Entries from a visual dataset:
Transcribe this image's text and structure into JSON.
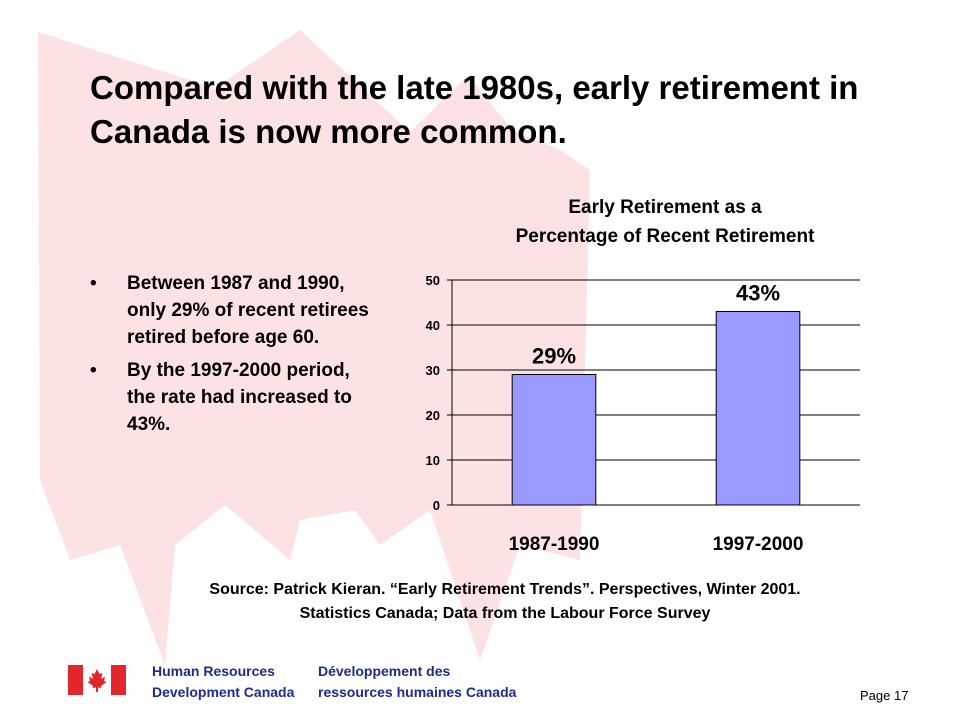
{
  "slide": {
    "title": "Compared with the late 1980s, early retirement in Canada is now more common.",
    "bullets": [
      "Between 1987 and 1990, only 29% of recent retirees retired before age 60.",
      "By the 1997-2000 period, the rate had increased to 43%."
    ],
    "bullet_glyph": "•",
    "source_line1": "Source: Patrick Kieran. “Early Retirement Trends”. Perspectives, Winter 2001.",
    "source_line2": "Statistics Canada; Data from  the Labour Force Survey",
    "page_number": "Page 17"
  },
  "footer": {
    "org_en_line1": "Human Resources",
    "org_en_line2": "Development Canada",
    "org_fr_line1": "Développement des",
    "org_fr_line2": "ressources humaines Canada"
  },
  "colors": {
    "bar_fill": "#9999ff",
    "leaf": "#fde2e4",
    "flag_red": "#e3262b",
    "wordmark": "#1f2a8c"
  },
  "chart_data": {
    "type": "bar",
    "title_line1": "Early Retirement as  a",
    "title_line2": "Percentage of Recent Retirement",
    "categories": [
      "1987-1990",
      "1997-2000"
    ],
    "values": [
      29,
      43
    ],
    "data_labels": [
      "29%",
      "43%"
    ],
    "ylim": [
      0,
      50
    ],
    "yticks": [
      0,
      10,
      20,
      30,
      40,
      50
    ],
    "grid": true,
    "legend": "none"
  }
}
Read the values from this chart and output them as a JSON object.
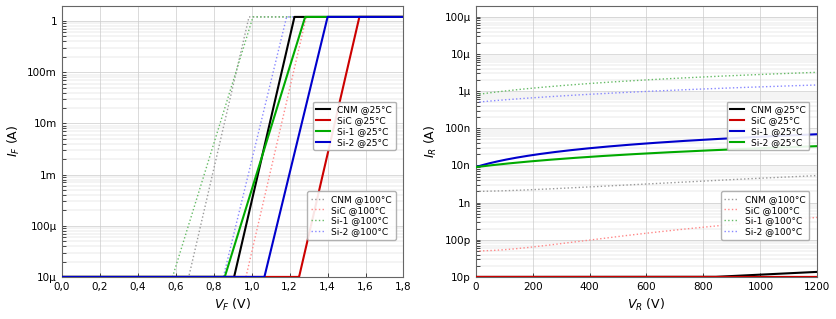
{
  "left": {
    "xlabel": "V_F (V)",
    "ylabel": "I_F (A)",
    "xlim": [
      0.0,
      1.8
    ],
    "ylim": [
      1e-05,
      2.0
    ],
    "xtick_vals": [
      0.0,
      0.2,
      0.4,
      0.6,
      0.8,
      1.0,
      1.2,
      1.4,
      1.6,
      1.8
    ],
    "xtick_labels": [
      "0,0",
      "0,2",
      "0,4",
      "0,6",
      "0,8",
      "1,0",
      "1,2",
      "1,4",
      "1,6",
      "1,8"
    ],
    "curves_25": [
      {
        "label": "CNM @25°C",
        "color": "#000000",
        "ls": "solid",
        "Is": 3e-20,
        "n": 1.05
      },
      {
        "label": "SiC @25°C",
        "color": "#cc0000",
        "ls": "solid",
        "Is": 1e-25,
        "n": 1.05
      },
      {
        "label": "Si-1 @25°C",
        "color": "#00aa00",
        "ls": "solid",
        "Is": 5e-16,
        "n": 1.4
      },
      {
        "label": "Si-2 @25°C",
        "color": "#0000cc",
        "ls": "solid",
        "Is": 5e-22,
        "n": 1.1
      }
    ],
    "curves_100": [
      {
        "label": "CNM @100°C",
        "color": "#999999",
        "ls": "dotted",
        "Is": 2e-16,
        "n": 1.05
      },
      {
        "label": "SiC @100°C",
        "color": "#ff8888",
        "ls": "dotted",
        "Is": 3e-21,
        "n": 1.05
      },
      {
        "label": "Si-1 @100°C",
        "color": "#66bb66",
        "ls": "dotted",
        "Is": 1e-12,
        "n": 1.4
      },
      {
        "label": "Si-2 @100°C",
        "color": "#8888ff",
        "ls": "dotted",
        "Is": 1e-18,
        "n": 1.1
      }
    ]
  },
  "right": {
    "xlabel": "V_R (V)",
    "ylabel": "I_R (A)",
    "xlim": [
      0,
      1200
    ],
    "ylim": [
      1e-11,
      0.0002
    ],
    "xtick_vals": [
      0,
      200,
      400,
      600,
      800,
      1000,
      1200
    ],
    "curves_25": [
      {
        "label": "CNM @25°C",
        "color": "#000000",
        "ls": "solid",
        "I0": 6e-12,
        "k": 2.2e-17,
        "exp": 1.8
      },
      {
        "label": "SiC @25°C",
        "color": "#cc0000",
        "ls": "solid",
        "I0": 5e-13,
        "k": 8e-22,
        "exp": 2.2
      },
      {
        "label": "Si-1 @25°C",
        "color": "#0000cc",
        "ls": "solid",
        "I0": 9e-09,
        "k": 5e-11,
        "exp": 1.0
      },
      {
        "label": "Si-2 @25°C",
        "color": "#00aa00",
        "ls": "solid",
        "I0": 9e-09,
        "k": 2e-11,
        "exp": 1.0
      }
    ],
    "curves_100": [
      {
        "label": "CNM @100°C",
        "color": "#999999",
        "ls": "dotted",
        "I0": 2e-09,
        "k": 8e-14,
        "exp": 1.5
      },
      {
        "label": "SiC @100°C",
        "color": "#ff8888",
        "ls": "dotted",
        "I0": 5e-11,
        "k": 1e-15,
        "exp": 1.8
      },
      {
        "label": "Si-1 @100°C",
        "color": "#66bb66",
        "ls": "dotted",
        "I0": 8e-07,
        "k": 2e-09,
        "exp": 1.0
      },
      {
        "label": "Si-2 @100°C",
        "color": "#8888ff",
        "ls": "dotted",
        "I0": 5e-07,
        "k": 8e-10,
        "exp": 1.0
      }
    ]
  },
  "bg_color": "#ffffff",
  "grid_color": "#cccccc",
  "legend_fontsize": 6.5,
  "axis_label_fontsize": 9,
  "tick_fontsize": 7.5
}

*WORK INSTRUCTIONS*. Without the pictures, print the records in full, exactly as they appear.

*THE COMPLETED TASK*.
Transcribe this image's text and structure into JSON.
{
  "slide": {
    "title": "Compared with the late 1980s, early retirement in Canada is now more common.",
    "bullets": [
      "Between 1987 and 1990, only 29% of recent retirees retired before age 60.",
      "By the 1997-2000 period, the rate had increased to 43%."
    ],
    "bullet_glyph": "•",
    "source_line1": "Source: Patrick Kieran. “Early Retirement Trends”. Perspectives, Winter 2001.",
    "source_line2": "Statistics Canada; Data from  the Labour Force Survey",
    "page_number": "Page 17"
  },
  "footer": {
    "org_en_line1": "Human Resources",
    "org_en_line2": "Development Canada",
    "org_fr_line1": "Développement des",
    "org_fr_line2": "ressources humaines Canada"
  },
  "colors": {
    "bar_fill": "#9999ff",
    "leaf": "#fde2e4",
    "flag_red": "#e3262b",
    "wordmark": "#1f2a8c"
  },
  "chart_data": {
    "type": "bar",
    "title_line1": "Early Retirement as  a",
    "title_line2": "Percentage of Recent Retirement",
    "categories": [
      "1987-1990",
      "1997-2000"
    ],
    "values": [
      29,
      43
    ],
    "data_labels": [
      "29%",
      "43%"
    ],
    "ylim": [
      0,
      50
    ],
    "yticks": [
      0,
      10,
      20,
      30,
      40,
      50
    ],
    "grid": true,
    "legend": "none"
  }
}
Read the values from this chart and output them as a JSON object.
{
  "left": {
    "xlabel": "V_F (V)",
    "ylabel": "I_F (A)",
    "xlim": [
      0.0,
      1.8
    ],
    "ylim": [
      1e-05,
      2.0
    ],
    "xtick_vals": [
      0.0,
      0.2,
      0.4,
      0.6,
      0.8,
      1.0,
      1.2,
      1.4,
      1.6,
      1.8
    ],
    "xtick_labels": [
      "0,0",
      "0,2",
      "0,4",
      "0,6",
      "0,8",
      "1,0",
      "1,2",
      "1,4",
      "1,6",
      "1,8"
    ],
    "curves_25": [
      {
        "label": "CNM @25°C",
        "color": "#000000",
        "ls": "solid",
        "Is": 3e-20,
        "n": 1.05
      },
      {
        "label": "SiC @25°C",
        "color": "#cc0000",
        "ls": "solid",
        "Is": 1e-25,
        "n": 1.05
      },
      {
        "label": "Si-1 @25°C",
        "color": "#00aa00",
        "ls": "solid",
        "Is": 5e-16,
        "n": 1.4
      },
      {
        "label": "Si-2 @25°C",
        "color": "#0000cc",
        "ls": "solid",
        "Is": 5e-22,
        "n": 1.1
      }
    ],
    "curves_100": [
      {
        "label": "CNM @100°C",
        "color": "#999999",
        "ls": "dotted",
        "Is": 2e-16,
        "n": 1.05
      },
      {
        "label": "SiC @100°C",
        "color": "#ff8888",
        "ls": "dotted",
        "Is": 3e-21,
        "n": 1.05
      },
      {
        "label": "Si-1 @100°C",
        "color": "#66bb66",
        "ls": "dotted",
        "Is": 1e-12,
        "n": 1.4
      },
      {
        "label": "Si-2 @100°C",
        "color": "#8888ff",
        "ls": "dotted",
        "Is": 1e-18,
        "n": 1.1
      }
    ]
  },
  "right": {
    "xlabel": "V_R (V)",
    "ylabel": "I_R (A)",
    "xlim": [
      0,
      1200
    ],
    "ylim": [
      1e-11,
      0.0002
    ],
    "xtick_vals": [
      0,
      200,
      400,
      600,
      800,
      1000,
      1200
    ],
    "curves_25": [
      {
        "label": "CNM @25°C",
        "color": "#000000",
        "ls": "solid",
        "I0": 6e-12,
        "k": 2.2e-17,
        "exp": 1.8
      },
      {
        "label": "SiC @25°C",
        "color": "#cc0000",
        "ls": "solid",
        "I0": 5e-13,
        "k": 8e-22,
        "exp": 2.2
      },
      {
        "label": "Si-1 @25°C",
        "color": "#0000cc",
        "ls": "solid",
        "I0": 9e-09,
        "k": 5e-11,
        "exp": 1.0
      },
      {
        "label": "Si-2 @25°C",
        "color": "#00aa00",
        "ls": "solid",
        "I0": 9e-09,
        "k": 2e-11,
        "exp": 1.0
      }
    ],
    "curves_100": [
      {
        "label": "CNM @100°C",
        "color": "#999999",
        "ls": "dotted",
        "I0": 2e-09,
        "k": 8e-14,
        "exp": 1.5
      },
      {
        "label": "SiC @100°C",
        "color": "#ff8888",
        "ls": "dotted",
        "I0": 5e-11,
        "k": 1e-15,
        "exp": 1.8
      },
      {
        "label": "Si-1 @100°C",
        "color": "#66bb66",
        "ls": "dotted",
        "I0": 8e-07,
        "k": 2e-09,
        "exp": 1.0
      },
      {
        "label": "Si-2 @100°C",
        "color": "#8888ff",
        "ls": "dotted",
        "I0": 5e-07,
        "k": 8e-10,
        "exp": 1.0
      }
    ]
  },
  "bg_color": "#ffffff",
  "grid_color": "#cccccc",
  "legend_fontsize": 6.5,
  "axis_label_fontsize": 9,
  "tick_fontsize": 7.5
}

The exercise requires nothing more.